### [WHAT TO PRODUCE]
All of the entries must be reproduced exactly, with no images carried over.

### [EXERCISE INPUT]
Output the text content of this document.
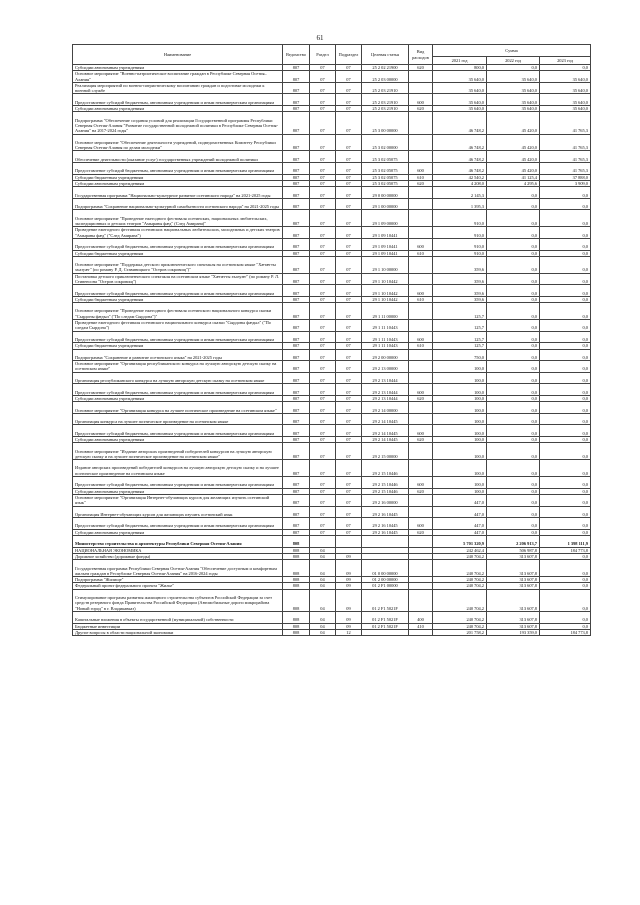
61
Наименование	Ведомство	Раздел	Подраздел	Целевая статья	Вид расходов	Сумма		
						2021 год	2022 год	2023 год
Субсидии автономным учреждениям	807	07	07	25 2 02 21900	620	800,0	0,0	0,0
Основное мероприятие "Военно-патриотическое воспитание граждан в Республике Северная Осетия–Алания"	807	07	07	25 2 03 00000		35 640,0	35 640,0	35 640,0
Реализация мероприятий по военно-патриотическому воспитанию граждан и подготовке молодежи к военной службе	807	07	07	25 2 03 21910		35 640,0	35 640,0	35 640,0
Предоставление субсидий бюджетным, автономным учреждениям и иным некоммерческим организациям	807	07	07	25 2 03 21910	600	35 640,0	35 640,0	35 640,0
Субсидии автономным учреждениям	807	07	07	25 2 03 21910	620	35 640,0	35 640,0	35 640,0
Подпрограмма "Обеспечение создания условий для реализации Государственной программы Республики Северная Осетия-Алания "Развитие государственной молодежной политики в Республике Северная Осетия-Алания" на 2017-2024 годы"	807	07	07	25 3 00 00000		46 748,2	45 420,0	41 765,3
Основное мероприятие "Обеспечение деятельности учреждений, подведомственных Комитету Республики Северная Осетия-Алания по делам молодежи"	807	07	07	25 3 02 00000		46 748,2	45 420,0	41 765,3
Обеспечение деятельности (оказание услуг) государственных учреждений молодежной политики	807	07	07	25 3 02 05075		46 748,2	45 420,0	41 765,3
Предоставление субсидий бюджетным, автономным учреждениям и иным некоммерческим организациям	807	07	07	25 3 02 05075	600	46 748,2	45 420,0	41 765,3
Субсидии бюджетным учреждениям	807	07	07	25 3 02 05075	610	42 540,2	41 125,4	37 888,0
Субсидии автономным учреждениям	807	07	07	25 3 02 05075	620	4 208,0	4 295,6	3 909,0
Государственная программа "Национально-культурное развитие осетинского народа" на 2021-2025 годы	807	07	07	29 0 00 00000		2 145,3	0,0	0,0
Подпрограмма "Сохранение национально-культурной самобытности осетинского народа" на 2021-2025 годы	807	07	07	29 1 00 00000		1 395,3	0,0	0,0
Основное мероприятие "Проведение ежегодного фестиваля осетинских, национальных любительских, экспедиционных и детских театров "Амыраны фæд" (След Амирана)"	807	07	07	29 1 09 00000		910,0	0,0	0,0
Проведение ежегодного фестиваля осетинских национальных любительских, молодежных и детских театров "Амыраны фæд" ("След Амирана")	807	07	07	29 1 09 10441		910,0	0,0	0,0
Предоставление субсидий бюджетным, автономным учреждениям и иным некоммерческим организациям	807	07	07	29 1 09 10441	600	910,0	0,0	0,0
Субсидии бюджетным учреждениям	807	07	07	29 1 09 10441	610	910,0	0,0	0,0
Основное мероприятие "Поддержка детского приключенческого спектакля на осетинском языке "Хæтæгты хъазуæг" (по роману Р. Д. Ставиницкого "Остров сокровищ")"	807	07	07	29 1 10 00000		359,6	0,0	0,0
Постановка детского приключенческого спектакля на осетинском языке "Хæтæгты хъазуæг" (по роману Р. Л. Стивенсона "Остров сокровищ")	807	07	07	29 1 10 10442		359,6	0,0	0,0
Предоставление субсидий бюджетным, автономным учреждениям и иным некоммерческим организациям	807	07	07	29 1 10 10442	600	359,6	0,0	0,0
Субсидии бюджетным учреждениям	807	07	07	29 1 10 10442	610	359,6	0,0	0,0
Основное мероприятие "Проведение ежегодного фестиваля осетинского национального конкурса сказки "Сырдоны фæдыл" ("По следам Сырдона")"	807	07	07	29 1 11 00000		125,7	0,0	0,0
Проведение ежегодного фестиваля осетинского национального конкурса сказки "Сырдоны фæдыл" ("По следам Сырдона")	807	07	07	29 1 11 10443		125,7	0,0	0,0
Предоставление субсидий бюджетным, автономным учреждениям и иным некоммерческим организациям	807	07	07	29 1 11 10443	600	125,7	0,0	0,0
Субсидии бюджетным учреждениям	807	07	07	29 1 11 10443	610	125,7	0,0	0,0
Подпрограмма "Сохранение и развитие осетинского языка" на 2021-2025 годы	807	07	07	29 2 00 00000		750,0	0,0	0,0
Основное мероприятие "Организация республиканского конкурса на лучшую авторскую детскую сказку на осетинском языке"	807	07	07	29 2 13 00000		100,0	0,0	0,0
Организация республиканского конкурса на лучшую авторскую детскую сказку на осетинском языке	807	07	07	29 2 13 10444		100,0	0,0	0,0
Предоставление субсидий бюджетным, автономным учреждениям и иным некоммерческим организациям	807	07	07	29 2 13 10444	600	100,0	0,0	0,0
Субсидии автономным учреждениям	807	07	07	29 2 13 10444	620	100,0	0,0	0,0
Основное мероприятие "Организация конкурса на лучшее поэтическое произведение на осетинском языке"	807	07	07	29 2 14 00000		100,0	0,0	0,0
Организация конкурса на лучшее поэтическое произведение на осетинском языке	807	07	07	29 2 14 10445		100,0	0,0	0,0
Предоставление субсидий бюджетным, автономным учреждениям и иным некоммерческим организациям	807	07	07	29 2 14 10445	600	100,0	0,0	0,0
Субсидии автономным учреждениям	807	07	07	29 2 14 10445	620	100,0	0,0	0,0
Основное мероприятие "Издание авторских произведений победителей конкурсов на лучшую авторскую детскую сказку и на лучшее поэтическое произведение на осетинском языке"	807	07	07	29 2 15 00000		100,0	0,0	0,0
Издание авторских произведений победителей конкурсов на лучшую авторскую детскую сказку и на лучшее поэтическое произведение на осетинском языке	807	07	07	29 2 15 10446		100,0	0,0	0,0
Предоставление субсидий бюджетным, автономным учреждениям и иным некоммерческим организациям	807	07	07	29 2 15 10446	600	100,0	0,0	0,0
Субсидии автономным учреждениям	807	07	07	29 2 15 10446	620	100,0	0,0	0,0
Основное мероприятие "Организация Интернет-обучающих курсов для желающих изучить осетинский язык"	807	07	07	29 2 16 00000		447,0	0,0	0,0
Организация Интернет-обучающих курсов для желающих изучить осетинский язык	807	07	07	29 2 16 10445		447,0	0,0	0,0
Предоставление субсидий бюджетным, автономным учреждениям и иным некоммерческим организациям	807	07	07	29 2 16 10445	600	447,0	0,0	0,0
Субсидии автономным учреждениям	807	07	07	29 2 16 10445	620	447,0	0,0	0,0
Министерство строительства и архитектуры Республики Северная Осетия-Алания	808					5 701 320,9	2 206 913,7	1 398 111,9
НАЦИОНАЛЬНАЯ ЭКОНОМИКА	808	04				242 462,4	506 987,8	184 773,8
Дорожное хозяйство (дорожные фонды)	808	04	09			240 704,2	313 607,8	0,0
Государственная программа Республики Северная Осетия-Алания "Обеспечение доступным и комфортным жильем граждан в Республике Северная Осетия-Алания" на 2016-2024 годы	808	04	09	01 0 00 00000		240 704,2	313 607,8	0,0
Подпрограмма "Жилище"	808	04	09	01 2 00 00000		240 704,2	313 607,8	0,0
Федеральный проект федерального проекта "Жилье"	808	04	09	01 2 F1 00000		240 704,2	313 607,8	0,0
Стимулирование программ развития жилищного строительства субъектов Российской Федерации за счет средств резервного фонда Правительства Российской Федерации (Автомобильные дороги микрорайона "Новый город" в г. Владикавказ)	808	04	09	01 2 F1 5021F		240 704,2	313 607,8	0,0
Капитальные вложения в объекты государственной (муниципальной) собственности	808	04	09	01 2 F1 5021F	400	240 704,2	313 607,8	0,0
Бюджетные инвестиции	808	04	09	01 2 F1 5021F	410	240 704,2	313 607,8	0,0
Другие вопросы в области национальной экономики	808	04	12			201 758,2	193 359,0	184 773,8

### [SOLUTION TO THIS PROBLEM]
Output the text content of this document.
61
Наименование	Ведомство	Раздел	Подраздел	Целевая статья	Вид расходов	Сумма		
						2021 год	2022 год	2023 год
Субсидии автономным учреждениям	807	07	07	25 2 02 21900	620	800,0	0,0	0,0
Основное мероприятие "Военно-патриотическое воспитание граждан в Республике Северная Осетия–Алания"	807	07	07	25 2 03 00000		35 640,0	35 640,0	35 640,0
Реализация мероприятий по военно-патриотическому воспитанию граждан и подготовке молодежи к военной службе	807	07	07	25 2 03 21910		35 640,0	35 640,0	35 640,0
Предоставление субсидий бюджетным, автономным учреждениям и иным некоммерческим организациям	807	07	07	25 2 03 21910	600	35 640,0	35 640,0	35 640,0
Субсидии автономным учреждениям	807	07	07	25 2 03 21910	620	35 640,0	35 640,0	35 640,0
Подпрограмма "Обеспечение создания условий для реализации Государственной программы Республики Северная Осетия-Алания "Развитие государственной молодежной политики в Республике Северная Осетия-Алания" на 2017-2024 годы"	807	07	07	25 3 00 00000		46 748,2	45 420,0	41 765,3
Основное мероприятие "Обеспечение деятельности учреждений, подведомственных Комитету Республики Северная Осетия-Алания по делам молодежи"	807	07	07	25 3 02 00000		46 748,2	45 420,0	41 765,3
Обеспечение деятельности (оказание услуг) государственных учреждений молодежной политики	807	07	07	25 3 02 05075		46 748,2	45 420,0	41 765,3
Предоставление субсидий бюджетным, автономным учреждениям и иным некоммерческим организациям	807	07	07	25 3 02 05075	600	46 748,2	45 420,0	41 765,3
Субсидии бюджетным учреждениям	807	07	07	25 3 02 05075	610	42 540,2	41 125,4	37 888,0
Субсидии автономным учреждениям	807	07	07	25 3 02 05075	620	4 208,0	4 295,6	3 909,0
Государственная программа "Национально-культурное развитие осетинского народа" на 2021-2025 годы	807	07	07	29 0 00 00000		2 145,3	0,0	0,0
Подпрограмма "Сохранение национально-культурной самобытности осетинского народа" на 2021-2025 годы	807	07	07	29 1 00 00000		1 395,3	0,0	0,0
Основное мероприятие "Проведение ежегодного фестиваля осетинских, национальных любительских, экспедиционных и детских театров "Амыраны фæд" (След Амирана)"	807	07	07	29 1 09 00000		910,0	0,0	0,0
Проведение ежегодного фестиваля осетинских национальных любительских, молодежных и детских театров "Амыраны фæд" ("След Амирана")	807	07	07	29 1 09 10441		910,0	0,0	0,0
Предоставление субсидий бюджетным, автономным учреждениям и иным некоммерческим организациям	807	07	07	29 1 09 10441	600	910,0	0,0	0,0
Субсидии бюджетным учреждениям	807	07	07	29 1 09 10441	610	910,0	0,0	0,0
Основное мероприятие "Поддержка детского приключенческого спектакля на осетинском языке "Хæтæгты хъазуæг" (по роману Р. Д. Ставиницкого "Остров сокровищ")"	807	07	07	29 1 10 00000		359,6	0,0	0,0
Постановка детского приключенческого спектакля на осетинском языке "Хæтæгты хъазуæг" (по роману Р. Л. Стивенсона "Остров сокровищ")	807	07	07	29 1 10 10442		359,6	0,0	0,0
Предоставление субсидий бюджетным, автономным учреждениям и иным некоммерческим организациям	807	07	07	29 1 10 10442	600	359,6	0,0	0,0
Субсидии бюджетным учреждениям	807	07	07	29 1 10 10442	610	359,6	0,0	0,0
Основное мероприятие "Проведение ежегодного фестиваля осетинского национального конкурса сказки "Сырдоны фæдыл" ("По следам Сырдона")"	807	07	07	29 1 11 00000		125,7	0,0	0,0
Проведение ежегодного фестиваля осетинского национального конкурса сказки "Сырдоны фæдыл" ("По следам Сырдона")	807	07	07	29 1 11 10443		125,7	0,0	0,0
Предоставление субсидий бюджетным, автономным учреждениям и иным некоммерческим организациям	807	07	07	29 1 11 10443	600	125,7	0,0	0,0
Субсидии бюджетным учреждениям	807	07	07	29 1 11 10443	610	125,7	0,0	0,0
Подпрограмма "Сохранение и развитие осетинского языка" на 2021-2025 годы	807	07	07	29 2 00 00000		750,0	0,0	0,0
Основное мероприятие "Организация республиканского конкурса на лучшую авторскую детскую сказку на осетинском языке"	807	07	07	29 2 13 00000		100,0	0,0	0,0
Организация республиканского конкурса на лучшую авторскую детскую сказку на осетинском языке	807	07	07	29 2 13 10444		100,0	0,0	0,0
Предоставление субсидий бюджетным, автономным учреждениям и иным некоммерческим организациям	807	07	07	29 2 13 10444	600	100,0	0,0	0,0
Субсидии автономным учреждениям	807	07	07	29 2 13 10444	620	100,0	0,0	0,0
Основное мероприятие "Организация конкурса на лучшее поэтическое произведение на осетинском языке"	807	07	07	29 2 14 00000		100,0	0,0	0,0
Организация конкурса на лучшее поэтическое произведение на осетинском языке	807	07	07	29 2 14 10445		100,0	0,0	0,0
Предоставление субсидий бюджетным, автономным учреждениям и иным некоммерческим организациям	807	07	07	29 2 14 10445	600	100,0	0,0	0,0
Субсидии автономным учреждениям	807	07	07	29 2 14 10445	620	100,0	0,0	0,0
Основное мероприятие "Издание авторских произведений победителей конкурсов на лучшую авторскую детскую сказку и на лучшее поэтическое произведение на осетинском языке"	807	07	07	29 2 15 00000		100,0	0,0	0,0
Издание авторских произведений победителей конкурсов на лучшую авторскую детскую сказку и на лучшее поэтическое произведение на осетинском языке	807	07	07	29 2 15 10446		100,0	0,0	0,0
Предоставление субсидий бюджетным, автономным учреждениям и иным некоммерческим организациям	807	07	07	29 2 15 10446	600	100,0	0,0	0,0
Субсидии автономным учреждениям	807	07	07	29 2 15 10446	620	100,0	0,0	0,0
Основное мероприятие "Организация Интернет-обучающих курсов для желающих изучить осетинский язык"	807	07	07	29 2 16 00000		447,0	0,0	0,0
Организация Интернет-обучающих курсов для желающих изучить осетинский язык	807	07	07	29 2 16 10445		447,0	0,0	0,0
Предоставление субсидий бюджетным, автономным учреждениям и иным некоммерческим организациям	807	07	07	29 2 16 10445	600	447,0	0,0	0,0
Субсидии автономным учреждениям	807	07	07	29 2 16 10445	620	447,0	0,0	0,0
Министерство строительства и архитектуры Республики Северная Осетия-Алания	808					5 701 320,9	2 206 913,7	1 398 111,9
НАЦИОНАЛЬНАЯ ЭКОНОМИКА	808	04				242 462,4	506 987,8	184 773,8
Дорожное хозяйство (дорожные фонды)	808	04	09			240 704,2	313 607,8	0,0
Государственная программа Республики Северная Осетия-Алания "Обеспечение доступным и комфортным жильем граждан в Республике Северная Осетия-Алания" на 2016-2024 годы	808	04	09	01 0 00 00000		240 704,2	313 607,8	0,0
Подпрограмма "Жилище"	808	04	09	01 2 00 00000		240 704,2	313 607,8	0,0
Федеральный проект федерального проекта "Жилье"	808	04	09	01 2 F1 00000		240 704,2	313 607,8	0,0
Стимулирование программ развития жилищного строительства субъектов Российской Федерации за счет средств резервного фонда Правительства Российской Федерации (Автомобильные дороги микрорайона "Новый город" в г. Владикавказ)	808	04	09	01 2 F1 5021F		240 704,2	313 607,8	0,0
Капитальные вложения в объекты государственной (муниципальной) собственности	808	04	09	01 2 F1 5021F	400	240 704,2	313 607,8	0,0
Бюджетные инвестиции	808	04	09	01 2 F1 5021F	410	240 704,2	313 607,8	0,0
Другие вопросы в области национальной экономики	808	04	12			201 758,2	193 359,0	184 773,8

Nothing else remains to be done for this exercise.